▶ [Quoted passage]:
In selling away cases, investors are unaware that the advisor’s investments are either not registered or not real. Typically investors will not learn that the broker’s activities were wrongful until after the investment scheme is publicized or the broker simply shuts down shop and stops returning client calls.

On May 6, 2014, the Financial Industry Regulatory Authority (FINRA) announced that it had fined Morgan Stanley Smith Barney LLC $5,000,000 for failure to properly supervise the solicitation of retail clients to invest in initial public offerings (IPOs). According to FINRA, Morgan Stanley sold shares to its retail customers in eighty-three different IPO’s between February 16, 2012 and May 1, 2013, with insufficient procedures and employee education. Some of the more commonly sold IPOs included Facebook and Yelp among other Internet favorites.

When broker dealers sell IPOs, there is a process in place for soliciting customer interest. Prior to the effective date of the registration statement, firms may only obtain an “indication of interest” from customers. An “indication of interest” is not a purchase. In order for an “indication of interest” to result in a purchase the investor must reconfirm their interest after the IPO registration statement becomes effective. Broker dealers may also solicit what is known as “conditional offers to buy.” This differs from an “indication of interest” in that the investor does not have to reconfirm. It may bind the customer after the registration statement becomes effective if the investor simply takes no action to revoke the conditional offer before the brokerage firm accepts it. According to FINRA, Morgan Stanley Smith Barney failed to institute adequate procedures and properly train its employees to ensure that its staff clearly differentiated an “indication of interest” from a “conditional offer” in their solicitation of potential investors.

Morgan Stanley Smith Barney actually adopted a policy related to the solicitation of IPO’s. In adopting this policy back on February 16, 2012, however, the firm used the terms “indication of interest” and “conditional offer” interchangeably, which implicitly disregarded the need for customer reconfirmation prior to trade execution. According to FINRA, Morgan Stanley never provided its sales teams and financial advisers any education or materials explaining the differences in terminology. As a consequence there was a strong possibility that neither the Morgan Stanley staff nor its customers properly understood the type of order that was being solicited. In addition, FINRA found that Morgan Stanley’s inadequate policies failed to comply with the federal securities laws and other FINRA rules.

▶ [Records from a collection]:

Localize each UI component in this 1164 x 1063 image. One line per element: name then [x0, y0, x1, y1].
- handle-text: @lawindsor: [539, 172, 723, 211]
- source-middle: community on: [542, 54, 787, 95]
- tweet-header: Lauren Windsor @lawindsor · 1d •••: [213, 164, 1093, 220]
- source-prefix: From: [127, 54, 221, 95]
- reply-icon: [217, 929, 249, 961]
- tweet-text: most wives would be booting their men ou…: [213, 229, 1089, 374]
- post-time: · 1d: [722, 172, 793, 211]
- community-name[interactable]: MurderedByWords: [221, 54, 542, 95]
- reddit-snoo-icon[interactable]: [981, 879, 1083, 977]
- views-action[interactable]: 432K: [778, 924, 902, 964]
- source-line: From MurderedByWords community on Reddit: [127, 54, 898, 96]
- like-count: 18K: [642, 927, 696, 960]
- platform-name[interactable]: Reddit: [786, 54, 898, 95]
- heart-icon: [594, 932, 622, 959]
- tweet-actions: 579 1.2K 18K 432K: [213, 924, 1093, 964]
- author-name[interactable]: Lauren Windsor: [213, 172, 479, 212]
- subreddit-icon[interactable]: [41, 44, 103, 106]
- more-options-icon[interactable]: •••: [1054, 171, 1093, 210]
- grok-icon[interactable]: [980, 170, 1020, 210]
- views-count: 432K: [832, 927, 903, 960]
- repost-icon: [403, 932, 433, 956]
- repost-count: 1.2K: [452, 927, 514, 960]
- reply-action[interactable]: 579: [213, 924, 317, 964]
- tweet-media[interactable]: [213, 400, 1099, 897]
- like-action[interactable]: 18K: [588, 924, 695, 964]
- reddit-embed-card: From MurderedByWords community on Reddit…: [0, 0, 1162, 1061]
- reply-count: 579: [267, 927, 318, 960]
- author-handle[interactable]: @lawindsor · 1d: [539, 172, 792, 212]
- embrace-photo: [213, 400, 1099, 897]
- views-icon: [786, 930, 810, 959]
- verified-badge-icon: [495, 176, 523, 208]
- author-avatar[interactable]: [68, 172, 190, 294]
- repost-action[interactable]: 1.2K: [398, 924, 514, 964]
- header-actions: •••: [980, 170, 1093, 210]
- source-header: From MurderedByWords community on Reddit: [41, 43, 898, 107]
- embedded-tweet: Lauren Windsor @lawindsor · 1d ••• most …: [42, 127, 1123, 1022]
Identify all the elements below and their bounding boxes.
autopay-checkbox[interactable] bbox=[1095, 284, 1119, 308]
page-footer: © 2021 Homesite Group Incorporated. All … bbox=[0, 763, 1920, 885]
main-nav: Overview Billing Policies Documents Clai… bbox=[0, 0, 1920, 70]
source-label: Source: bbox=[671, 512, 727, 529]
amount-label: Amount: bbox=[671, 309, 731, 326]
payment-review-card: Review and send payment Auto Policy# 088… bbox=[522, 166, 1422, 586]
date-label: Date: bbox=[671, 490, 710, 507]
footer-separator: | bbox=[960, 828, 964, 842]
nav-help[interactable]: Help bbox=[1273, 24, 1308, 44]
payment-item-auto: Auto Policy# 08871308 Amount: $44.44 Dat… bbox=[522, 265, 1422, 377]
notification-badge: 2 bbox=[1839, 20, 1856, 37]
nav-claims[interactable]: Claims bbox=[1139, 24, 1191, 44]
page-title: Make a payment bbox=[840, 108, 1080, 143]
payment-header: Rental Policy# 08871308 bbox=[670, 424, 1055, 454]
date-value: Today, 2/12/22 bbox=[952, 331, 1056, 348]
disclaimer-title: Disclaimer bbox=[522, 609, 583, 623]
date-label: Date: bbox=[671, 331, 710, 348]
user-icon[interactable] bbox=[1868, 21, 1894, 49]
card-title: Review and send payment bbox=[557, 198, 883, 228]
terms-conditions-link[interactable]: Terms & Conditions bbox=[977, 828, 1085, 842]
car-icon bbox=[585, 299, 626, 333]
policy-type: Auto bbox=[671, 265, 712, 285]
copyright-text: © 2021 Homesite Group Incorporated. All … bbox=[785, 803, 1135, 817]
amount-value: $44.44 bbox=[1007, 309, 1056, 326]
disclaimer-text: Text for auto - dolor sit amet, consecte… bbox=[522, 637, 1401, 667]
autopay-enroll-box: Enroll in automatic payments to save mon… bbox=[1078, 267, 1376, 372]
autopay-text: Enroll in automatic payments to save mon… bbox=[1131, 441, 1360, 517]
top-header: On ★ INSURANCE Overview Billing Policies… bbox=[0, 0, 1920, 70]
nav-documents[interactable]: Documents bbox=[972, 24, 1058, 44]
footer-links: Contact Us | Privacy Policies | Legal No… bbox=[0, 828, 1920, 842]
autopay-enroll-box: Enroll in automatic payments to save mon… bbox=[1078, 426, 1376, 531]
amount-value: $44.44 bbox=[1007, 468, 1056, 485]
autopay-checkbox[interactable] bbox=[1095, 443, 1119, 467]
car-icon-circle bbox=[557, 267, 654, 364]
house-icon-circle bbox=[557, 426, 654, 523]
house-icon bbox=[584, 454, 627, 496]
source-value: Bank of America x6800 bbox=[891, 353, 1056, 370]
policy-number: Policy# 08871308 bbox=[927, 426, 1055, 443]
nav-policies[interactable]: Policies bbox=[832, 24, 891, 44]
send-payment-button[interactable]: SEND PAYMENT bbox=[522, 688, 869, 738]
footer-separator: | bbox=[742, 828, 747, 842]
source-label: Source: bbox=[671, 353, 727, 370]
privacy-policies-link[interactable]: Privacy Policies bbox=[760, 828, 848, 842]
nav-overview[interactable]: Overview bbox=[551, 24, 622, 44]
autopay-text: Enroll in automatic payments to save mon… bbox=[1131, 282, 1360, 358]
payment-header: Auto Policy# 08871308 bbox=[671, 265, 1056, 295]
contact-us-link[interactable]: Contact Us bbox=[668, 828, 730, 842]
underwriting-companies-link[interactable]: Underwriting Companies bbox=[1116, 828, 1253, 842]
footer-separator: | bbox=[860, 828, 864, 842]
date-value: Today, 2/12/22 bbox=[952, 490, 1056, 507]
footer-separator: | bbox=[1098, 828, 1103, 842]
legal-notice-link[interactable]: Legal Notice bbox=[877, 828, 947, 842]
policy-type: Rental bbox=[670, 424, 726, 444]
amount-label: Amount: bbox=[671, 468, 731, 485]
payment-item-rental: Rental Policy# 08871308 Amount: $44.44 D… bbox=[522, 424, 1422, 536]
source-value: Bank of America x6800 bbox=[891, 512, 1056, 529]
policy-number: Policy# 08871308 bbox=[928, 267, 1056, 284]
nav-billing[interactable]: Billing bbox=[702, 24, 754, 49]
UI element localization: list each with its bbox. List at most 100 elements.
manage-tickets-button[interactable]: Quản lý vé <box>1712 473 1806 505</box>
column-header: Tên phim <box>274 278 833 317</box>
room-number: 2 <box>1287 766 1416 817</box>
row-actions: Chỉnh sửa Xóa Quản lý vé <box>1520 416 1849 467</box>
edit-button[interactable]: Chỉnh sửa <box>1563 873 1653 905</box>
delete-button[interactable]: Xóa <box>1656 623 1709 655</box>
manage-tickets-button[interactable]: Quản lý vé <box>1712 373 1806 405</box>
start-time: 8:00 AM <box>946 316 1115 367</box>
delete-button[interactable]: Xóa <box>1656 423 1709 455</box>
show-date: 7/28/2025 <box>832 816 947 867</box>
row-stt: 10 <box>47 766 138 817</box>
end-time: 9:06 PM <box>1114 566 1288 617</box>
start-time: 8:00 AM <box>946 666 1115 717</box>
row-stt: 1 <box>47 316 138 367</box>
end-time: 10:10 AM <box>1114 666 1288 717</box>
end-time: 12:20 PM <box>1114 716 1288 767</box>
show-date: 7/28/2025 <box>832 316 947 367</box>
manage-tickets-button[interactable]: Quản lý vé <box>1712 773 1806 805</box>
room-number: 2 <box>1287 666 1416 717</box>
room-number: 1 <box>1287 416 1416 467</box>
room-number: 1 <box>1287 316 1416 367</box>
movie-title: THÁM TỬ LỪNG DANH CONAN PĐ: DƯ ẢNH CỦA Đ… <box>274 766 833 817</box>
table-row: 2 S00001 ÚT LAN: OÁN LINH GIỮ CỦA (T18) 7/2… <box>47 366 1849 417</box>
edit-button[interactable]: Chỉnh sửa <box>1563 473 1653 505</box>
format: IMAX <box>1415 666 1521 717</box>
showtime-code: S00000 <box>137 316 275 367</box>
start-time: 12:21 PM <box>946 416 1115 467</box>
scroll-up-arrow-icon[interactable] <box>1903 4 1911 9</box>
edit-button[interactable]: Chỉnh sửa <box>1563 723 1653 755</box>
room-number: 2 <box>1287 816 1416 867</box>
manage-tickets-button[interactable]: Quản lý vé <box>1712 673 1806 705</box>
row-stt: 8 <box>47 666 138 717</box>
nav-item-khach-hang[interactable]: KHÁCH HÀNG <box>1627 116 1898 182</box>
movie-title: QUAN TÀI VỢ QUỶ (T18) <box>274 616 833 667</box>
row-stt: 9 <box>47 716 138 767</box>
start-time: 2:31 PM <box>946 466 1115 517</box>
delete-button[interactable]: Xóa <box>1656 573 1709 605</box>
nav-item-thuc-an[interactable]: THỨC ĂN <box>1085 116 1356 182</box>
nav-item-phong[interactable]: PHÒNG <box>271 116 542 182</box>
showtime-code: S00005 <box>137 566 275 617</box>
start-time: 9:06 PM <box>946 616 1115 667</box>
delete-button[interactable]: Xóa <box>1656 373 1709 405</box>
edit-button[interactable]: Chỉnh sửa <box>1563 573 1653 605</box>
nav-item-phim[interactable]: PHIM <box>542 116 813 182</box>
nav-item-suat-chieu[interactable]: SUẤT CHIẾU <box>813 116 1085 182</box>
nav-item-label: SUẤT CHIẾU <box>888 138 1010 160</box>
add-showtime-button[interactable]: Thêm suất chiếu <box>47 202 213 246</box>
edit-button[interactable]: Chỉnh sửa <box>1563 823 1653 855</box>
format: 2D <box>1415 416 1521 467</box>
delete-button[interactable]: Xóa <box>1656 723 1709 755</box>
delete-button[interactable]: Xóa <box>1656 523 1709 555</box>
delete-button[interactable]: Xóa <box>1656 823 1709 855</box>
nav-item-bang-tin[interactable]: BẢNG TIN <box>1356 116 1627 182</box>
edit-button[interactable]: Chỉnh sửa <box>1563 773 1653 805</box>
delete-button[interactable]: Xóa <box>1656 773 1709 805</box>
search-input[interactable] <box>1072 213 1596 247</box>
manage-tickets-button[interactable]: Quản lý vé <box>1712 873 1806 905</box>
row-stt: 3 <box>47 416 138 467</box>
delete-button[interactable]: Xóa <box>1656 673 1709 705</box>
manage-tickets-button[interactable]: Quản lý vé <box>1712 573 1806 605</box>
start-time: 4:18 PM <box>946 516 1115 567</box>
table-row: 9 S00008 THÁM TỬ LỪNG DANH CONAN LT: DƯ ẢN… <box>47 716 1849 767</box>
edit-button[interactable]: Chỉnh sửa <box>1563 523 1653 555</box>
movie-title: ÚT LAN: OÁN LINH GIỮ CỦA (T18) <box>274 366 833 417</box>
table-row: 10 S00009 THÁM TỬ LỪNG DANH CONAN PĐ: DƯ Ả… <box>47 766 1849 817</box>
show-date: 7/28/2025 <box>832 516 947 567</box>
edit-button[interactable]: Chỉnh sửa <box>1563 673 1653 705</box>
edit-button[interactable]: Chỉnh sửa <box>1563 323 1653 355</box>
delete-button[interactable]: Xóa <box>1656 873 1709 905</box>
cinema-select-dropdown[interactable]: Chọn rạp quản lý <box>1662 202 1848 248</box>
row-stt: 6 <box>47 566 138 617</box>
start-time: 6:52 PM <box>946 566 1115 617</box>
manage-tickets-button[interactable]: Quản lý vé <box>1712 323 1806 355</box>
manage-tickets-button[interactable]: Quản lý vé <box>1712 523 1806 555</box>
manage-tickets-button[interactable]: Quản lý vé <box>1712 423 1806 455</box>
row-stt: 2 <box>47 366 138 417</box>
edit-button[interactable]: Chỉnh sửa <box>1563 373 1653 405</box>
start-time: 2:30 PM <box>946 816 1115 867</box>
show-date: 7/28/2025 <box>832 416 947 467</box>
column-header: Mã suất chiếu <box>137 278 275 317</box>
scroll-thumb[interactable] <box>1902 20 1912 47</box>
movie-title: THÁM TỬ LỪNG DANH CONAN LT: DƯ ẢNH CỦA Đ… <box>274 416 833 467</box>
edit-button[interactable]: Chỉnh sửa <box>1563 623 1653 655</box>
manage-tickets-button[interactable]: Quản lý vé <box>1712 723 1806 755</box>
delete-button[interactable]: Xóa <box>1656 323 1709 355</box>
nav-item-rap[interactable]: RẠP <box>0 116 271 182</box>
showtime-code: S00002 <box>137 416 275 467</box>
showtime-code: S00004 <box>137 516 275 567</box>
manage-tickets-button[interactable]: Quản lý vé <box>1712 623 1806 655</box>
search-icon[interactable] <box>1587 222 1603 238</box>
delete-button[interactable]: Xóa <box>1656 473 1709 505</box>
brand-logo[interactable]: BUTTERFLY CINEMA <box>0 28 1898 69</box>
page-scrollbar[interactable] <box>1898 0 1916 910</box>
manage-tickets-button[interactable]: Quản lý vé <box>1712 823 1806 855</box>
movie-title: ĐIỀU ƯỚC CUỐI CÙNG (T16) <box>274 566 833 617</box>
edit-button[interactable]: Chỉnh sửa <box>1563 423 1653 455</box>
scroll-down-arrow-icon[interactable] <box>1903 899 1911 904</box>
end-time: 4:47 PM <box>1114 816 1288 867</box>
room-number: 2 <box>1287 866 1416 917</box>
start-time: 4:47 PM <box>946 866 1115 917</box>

▶ [Description of the task]: Resume the passage about FINRA's fine against Morgan Stanley Smith Barney, picking up right after its last sentence.

▶ [Reply]:
From January 2003 through the end of 2012, Morgan Stanley enticed over 30,000 customers to invest $797 million collectively into a managed-futures fund called Morgan Stanley Smith Barney Spectrum Technical L.P. The prospectus for Spectrum Technical fund characterized the fund as potentially profitable “when traditional markets are experiencing losses” and recommended the fund as a way to diversify beyond traditional stocks and bonds. The prospectus boasted that over a twenty-three year period, people who invested ten percent of their assets in managed futures outperformed portfolios comprised only of stocks and bonds.

The Spectrum Technical fund earned $490.3 million in trading gains and money-market interest income from 2003 through 2012.  However, investors who remained in the fund during this period did not receive any of the returns because the commissions, expenses, and fees paid to fund managers and Morgan Stanley totaled $498.7 million. Thus, Spectrum Technical investors lost $8.3 million simply because the fees charged to the fund were greater than the gains.

Morgan Stanley advertised to clients that its managed futures funds performed well when the stock market was hit hard in 2000 and late 2007 and even gained 22.5 percent after fees in 2008. The firm further stated that it only sells these funds to qualified investors, and that it clearly defines the risks and fees for customers. Although these disclosures may provide insight as to the effect of fees on investor gains, information regarding fund managers’ conflicts of interest is often buried deep in the fund’s prospectus or regulatory filings.